▸ Brief 1:
Return everything from "From gossip, that" down to "at the writer-checkpoint." in the Event Store monitoring thread, copied word for word.

▸ Extract to read:
_____

Collectd monitoring

Hey peoples,

We use collectd + riemann + influxdb + grafana for monitoring. After a recent spate of eventstore flakiness, I’d like to add some monitoring to our eventstore cluster. I’m assuming the simplest route is to curl the gossip and stats endpoints, but does anyone have any idea what the vital metrics are?

What things should we flag as critical, and what things should we raise for further investigation?

– Bob.

From stats? Depends what you are trying to monitor (lots of things can
be there!)

From gossip, that you have a cluster is a good start. One and only one
master, two slaves (for a 3 node cluster). Also I would watch the
writer checkpoints to see if a node is falling behind for any reason.

If you are running on Windows and attached storage (in particular) the Average Disk Queue Length is definitely worth monitoring. This is not exposed via Event Store’s stats, but is available as a Windows counter.

If I can ask you a somewhat vague question: what are the first things you look at when you have a misbehaving cluster?

Number of slaves/masters is a great start, and I’ll take a look at the writer-checkpoint.

_____

▸ Items:
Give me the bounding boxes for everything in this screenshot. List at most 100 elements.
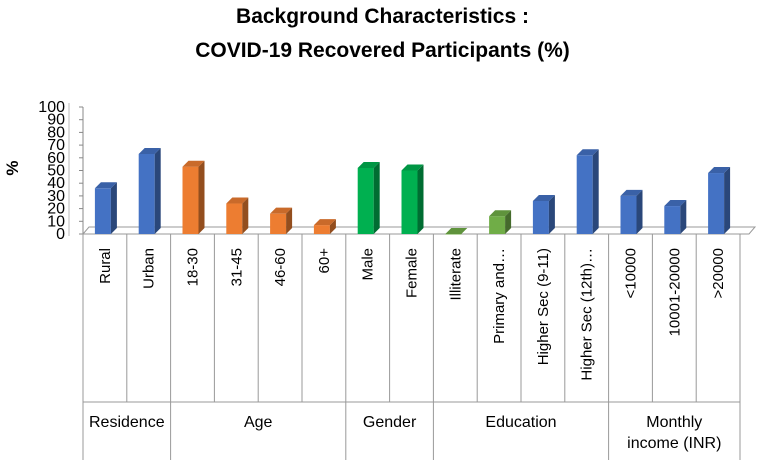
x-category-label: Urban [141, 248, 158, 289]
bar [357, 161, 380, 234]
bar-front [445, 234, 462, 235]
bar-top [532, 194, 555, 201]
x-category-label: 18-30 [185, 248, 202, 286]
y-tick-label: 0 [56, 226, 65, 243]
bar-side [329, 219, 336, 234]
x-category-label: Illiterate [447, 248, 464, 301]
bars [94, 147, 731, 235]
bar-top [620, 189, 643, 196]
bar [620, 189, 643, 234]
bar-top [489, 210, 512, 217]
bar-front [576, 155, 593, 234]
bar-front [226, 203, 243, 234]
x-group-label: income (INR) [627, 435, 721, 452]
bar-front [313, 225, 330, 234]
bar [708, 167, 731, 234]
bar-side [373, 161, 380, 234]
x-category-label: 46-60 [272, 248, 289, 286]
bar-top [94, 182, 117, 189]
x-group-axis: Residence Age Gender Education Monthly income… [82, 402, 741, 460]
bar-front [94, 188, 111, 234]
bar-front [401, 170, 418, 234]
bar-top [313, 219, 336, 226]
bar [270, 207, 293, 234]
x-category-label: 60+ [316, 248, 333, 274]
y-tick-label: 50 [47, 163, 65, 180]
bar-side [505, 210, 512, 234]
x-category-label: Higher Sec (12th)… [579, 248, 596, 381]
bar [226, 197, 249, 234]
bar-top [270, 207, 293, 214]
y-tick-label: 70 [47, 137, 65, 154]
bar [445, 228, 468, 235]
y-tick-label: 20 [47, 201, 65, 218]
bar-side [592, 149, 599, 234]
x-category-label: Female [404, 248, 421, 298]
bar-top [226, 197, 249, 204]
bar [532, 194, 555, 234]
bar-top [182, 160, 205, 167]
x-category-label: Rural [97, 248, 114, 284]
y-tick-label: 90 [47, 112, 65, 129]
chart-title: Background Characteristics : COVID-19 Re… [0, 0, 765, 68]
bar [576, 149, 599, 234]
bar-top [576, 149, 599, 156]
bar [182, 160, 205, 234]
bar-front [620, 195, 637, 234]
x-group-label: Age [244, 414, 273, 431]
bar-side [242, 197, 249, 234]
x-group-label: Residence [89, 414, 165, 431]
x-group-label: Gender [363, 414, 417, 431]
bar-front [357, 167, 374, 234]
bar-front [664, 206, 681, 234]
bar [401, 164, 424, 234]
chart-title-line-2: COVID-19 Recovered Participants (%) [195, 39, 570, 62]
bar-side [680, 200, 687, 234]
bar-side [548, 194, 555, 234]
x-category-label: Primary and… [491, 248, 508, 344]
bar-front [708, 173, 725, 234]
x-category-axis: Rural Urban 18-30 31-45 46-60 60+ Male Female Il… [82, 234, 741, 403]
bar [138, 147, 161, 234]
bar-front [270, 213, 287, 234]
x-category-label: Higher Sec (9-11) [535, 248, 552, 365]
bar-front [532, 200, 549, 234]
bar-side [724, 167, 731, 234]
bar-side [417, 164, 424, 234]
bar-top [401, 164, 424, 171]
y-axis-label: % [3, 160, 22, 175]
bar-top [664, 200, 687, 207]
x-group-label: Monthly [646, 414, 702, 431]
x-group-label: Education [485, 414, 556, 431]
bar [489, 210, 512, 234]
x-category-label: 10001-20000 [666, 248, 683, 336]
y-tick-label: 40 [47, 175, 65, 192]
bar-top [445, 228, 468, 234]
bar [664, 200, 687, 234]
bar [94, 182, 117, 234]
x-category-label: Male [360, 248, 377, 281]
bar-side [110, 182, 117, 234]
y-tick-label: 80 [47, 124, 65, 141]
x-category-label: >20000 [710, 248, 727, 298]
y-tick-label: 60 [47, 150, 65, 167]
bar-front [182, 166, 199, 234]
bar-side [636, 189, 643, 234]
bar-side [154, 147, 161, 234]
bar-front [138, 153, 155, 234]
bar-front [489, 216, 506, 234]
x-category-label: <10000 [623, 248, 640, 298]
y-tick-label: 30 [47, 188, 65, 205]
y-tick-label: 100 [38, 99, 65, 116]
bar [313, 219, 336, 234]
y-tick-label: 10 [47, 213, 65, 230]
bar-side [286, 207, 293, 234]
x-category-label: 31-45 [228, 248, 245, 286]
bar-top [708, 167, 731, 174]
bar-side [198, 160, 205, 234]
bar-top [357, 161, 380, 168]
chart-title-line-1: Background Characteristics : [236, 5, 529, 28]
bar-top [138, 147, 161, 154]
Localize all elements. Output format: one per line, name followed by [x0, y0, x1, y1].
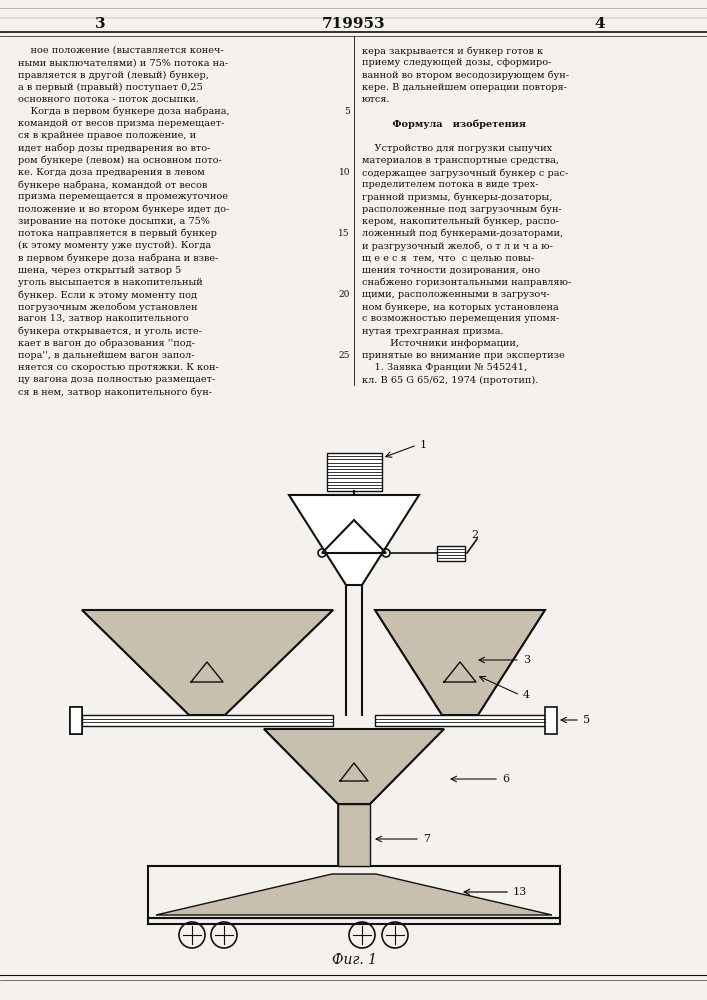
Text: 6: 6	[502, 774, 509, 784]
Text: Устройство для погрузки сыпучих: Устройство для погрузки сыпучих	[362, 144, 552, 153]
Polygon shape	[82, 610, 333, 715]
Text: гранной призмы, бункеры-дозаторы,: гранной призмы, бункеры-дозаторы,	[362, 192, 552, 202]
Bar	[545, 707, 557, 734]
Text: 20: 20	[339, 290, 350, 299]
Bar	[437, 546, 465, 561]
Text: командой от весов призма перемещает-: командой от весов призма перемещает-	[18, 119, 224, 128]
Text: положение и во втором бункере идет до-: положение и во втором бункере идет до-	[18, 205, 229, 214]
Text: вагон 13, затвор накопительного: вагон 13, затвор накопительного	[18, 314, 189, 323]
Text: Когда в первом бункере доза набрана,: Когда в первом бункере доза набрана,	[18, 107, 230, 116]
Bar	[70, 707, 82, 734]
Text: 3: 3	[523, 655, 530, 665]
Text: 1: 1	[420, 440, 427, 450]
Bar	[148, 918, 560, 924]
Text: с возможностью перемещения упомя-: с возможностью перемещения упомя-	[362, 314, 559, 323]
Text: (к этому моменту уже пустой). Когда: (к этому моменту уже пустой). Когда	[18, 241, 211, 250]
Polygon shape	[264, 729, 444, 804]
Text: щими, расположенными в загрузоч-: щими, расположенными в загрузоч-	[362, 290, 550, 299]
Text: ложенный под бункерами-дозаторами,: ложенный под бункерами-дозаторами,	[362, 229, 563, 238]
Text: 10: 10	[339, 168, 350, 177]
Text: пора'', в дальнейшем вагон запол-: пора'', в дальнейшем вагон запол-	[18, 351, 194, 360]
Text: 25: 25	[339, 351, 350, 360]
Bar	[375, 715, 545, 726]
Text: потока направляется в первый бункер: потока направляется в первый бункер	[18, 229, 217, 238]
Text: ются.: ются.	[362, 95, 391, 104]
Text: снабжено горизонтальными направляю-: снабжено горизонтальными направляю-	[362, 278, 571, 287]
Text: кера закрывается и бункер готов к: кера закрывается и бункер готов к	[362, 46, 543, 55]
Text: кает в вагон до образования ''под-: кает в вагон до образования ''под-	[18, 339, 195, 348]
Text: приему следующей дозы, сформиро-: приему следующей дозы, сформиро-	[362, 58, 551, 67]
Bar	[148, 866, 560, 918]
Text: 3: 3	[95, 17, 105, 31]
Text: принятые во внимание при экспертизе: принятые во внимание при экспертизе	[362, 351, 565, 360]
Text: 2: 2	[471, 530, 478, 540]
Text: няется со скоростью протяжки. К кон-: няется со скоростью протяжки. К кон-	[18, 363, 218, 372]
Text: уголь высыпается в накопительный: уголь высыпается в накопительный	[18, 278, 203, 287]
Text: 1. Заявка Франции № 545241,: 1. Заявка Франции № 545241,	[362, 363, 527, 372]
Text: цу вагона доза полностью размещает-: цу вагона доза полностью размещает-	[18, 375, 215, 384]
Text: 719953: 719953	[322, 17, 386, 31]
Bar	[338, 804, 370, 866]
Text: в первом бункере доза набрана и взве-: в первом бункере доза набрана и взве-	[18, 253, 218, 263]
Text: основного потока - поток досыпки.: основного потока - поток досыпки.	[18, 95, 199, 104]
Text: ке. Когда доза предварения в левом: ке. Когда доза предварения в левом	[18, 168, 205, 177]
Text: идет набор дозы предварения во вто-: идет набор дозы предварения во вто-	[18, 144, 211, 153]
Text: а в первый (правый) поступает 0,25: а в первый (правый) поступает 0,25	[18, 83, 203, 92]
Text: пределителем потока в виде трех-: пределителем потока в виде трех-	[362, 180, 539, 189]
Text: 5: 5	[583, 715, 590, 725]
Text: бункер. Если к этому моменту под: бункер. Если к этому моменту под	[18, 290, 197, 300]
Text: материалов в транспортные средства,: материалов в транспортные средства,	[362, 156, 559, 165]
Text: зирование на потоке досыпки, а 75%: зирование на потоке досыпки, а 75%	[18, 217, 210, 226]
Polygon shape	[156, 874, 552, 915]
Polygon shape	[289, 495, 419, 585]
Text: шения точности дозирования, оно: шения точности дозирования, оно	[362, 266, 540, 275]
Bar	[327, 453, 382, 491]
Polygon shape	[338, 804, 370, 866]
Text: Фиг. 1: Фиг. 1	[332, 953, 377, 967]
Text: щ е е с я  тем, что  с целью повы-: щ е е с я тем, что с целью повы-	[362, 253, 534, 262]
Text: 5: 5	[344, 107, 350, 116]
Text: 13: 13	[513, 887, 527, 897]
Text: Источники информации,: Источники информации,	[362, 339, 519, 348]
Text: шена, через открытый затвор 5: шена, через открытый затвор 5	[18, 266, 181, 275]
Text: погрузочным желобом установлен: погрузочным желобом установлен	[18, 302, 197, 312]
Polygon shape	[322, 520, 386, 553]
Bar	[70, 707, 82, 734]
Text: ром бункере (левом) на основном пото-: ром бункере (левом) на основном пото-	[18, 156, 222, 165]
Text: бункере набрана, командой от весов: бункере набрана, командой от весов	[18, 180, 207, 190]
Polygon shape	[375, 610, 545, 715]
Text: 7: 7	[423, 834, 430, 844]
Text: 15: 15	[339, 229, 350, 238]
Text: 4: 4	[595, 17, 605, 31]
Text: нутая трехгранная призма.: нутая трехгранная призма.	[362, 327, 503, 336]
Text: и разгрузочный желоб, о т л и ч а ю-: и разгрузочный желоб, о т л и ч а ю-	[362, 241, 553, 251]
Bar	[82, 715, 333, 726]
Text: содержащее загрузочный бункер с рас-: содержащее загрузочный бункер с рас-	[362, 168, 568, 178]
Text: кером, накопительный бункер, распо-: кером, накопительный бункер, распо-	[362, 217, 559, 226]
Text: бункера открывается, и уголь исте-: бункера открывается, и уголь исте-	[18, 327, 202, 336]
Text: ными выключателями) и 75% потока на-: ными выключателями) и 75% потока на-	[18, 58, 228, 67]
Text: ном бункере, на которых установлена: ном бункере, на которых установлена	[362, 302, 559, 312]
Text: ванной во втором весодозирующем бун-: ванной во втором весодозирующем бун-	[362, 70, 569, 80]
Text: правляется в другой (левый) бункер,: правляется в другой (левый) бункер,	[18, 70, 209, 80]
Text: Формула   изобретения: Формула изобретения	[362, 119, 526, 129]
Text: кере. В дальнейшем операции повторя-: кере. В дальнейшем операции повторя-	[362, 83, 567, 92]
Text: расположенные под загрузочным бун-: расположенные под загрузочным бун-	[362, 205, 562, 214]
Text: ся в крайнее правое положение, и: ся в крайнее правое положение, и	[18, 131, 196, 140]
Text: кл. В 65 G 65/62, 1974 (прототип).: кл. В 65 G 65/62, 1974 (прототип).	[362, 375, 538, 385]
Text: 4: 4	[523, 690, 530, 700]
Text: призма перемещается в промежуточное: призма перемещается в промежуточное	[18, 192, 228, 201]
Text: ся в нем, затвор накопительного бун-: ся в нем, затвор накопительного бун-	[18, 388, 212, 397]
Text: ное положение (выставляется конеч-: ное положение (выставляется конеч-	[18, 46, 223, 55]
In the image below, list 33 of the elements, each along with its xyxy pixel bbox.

_____

▸ Brief 2:
Take the records from the line containing "774, 509, 784]" down to the line containing "Text: положение и". Switch "Bar" to "Column" and give back only those lines, with nothing else altered.

▸ Full response 1:
From gossip, that you have a cluster is a good start. One and only one
master, two slaves (for a 3 node cluster). Also I would watch the
writer checkpoints to see if a node is falling behind for any reason.

If you are running on Windows and attached storage (in particular) the Average Disk Queue Length is definitely worth monitoring. This is not exposed via Event Store’s stats, but is available as a Windows counter.

If I can ask you a somewhat vague question: what are the first things you look at when you have a misbehaving cluster?

Number of slaves/masters is a great start, and I’ll take a look at the writer-checkpoint.

▸ Full response 2:
Text: 6: 6	[502, 774, 509, 784]
Text: Устройство для погрузки сыпучих: Устройство для погрузки сыпучих	[362, 144, 552, 153]
Polygon shape	[82, 610, 333, 715]
Text: гранной призмы, бункеры-дозаторы,: гранной призмы, бункеры-дозаторы,	[362, 192, 552, 202]
Column	[545, 707, 557, 734]
Text: 20: 20	[339, 290, 350, 299]
Column	[437, 546, 465, 561]
Text: командой от весов призма перемещает-: командой от весов призма перемещает-	[18, 119, 224, 128]
Text: положение и во втором бункере идет до-: положение и во втором бункере идет до-	[18, 205, 229, 214]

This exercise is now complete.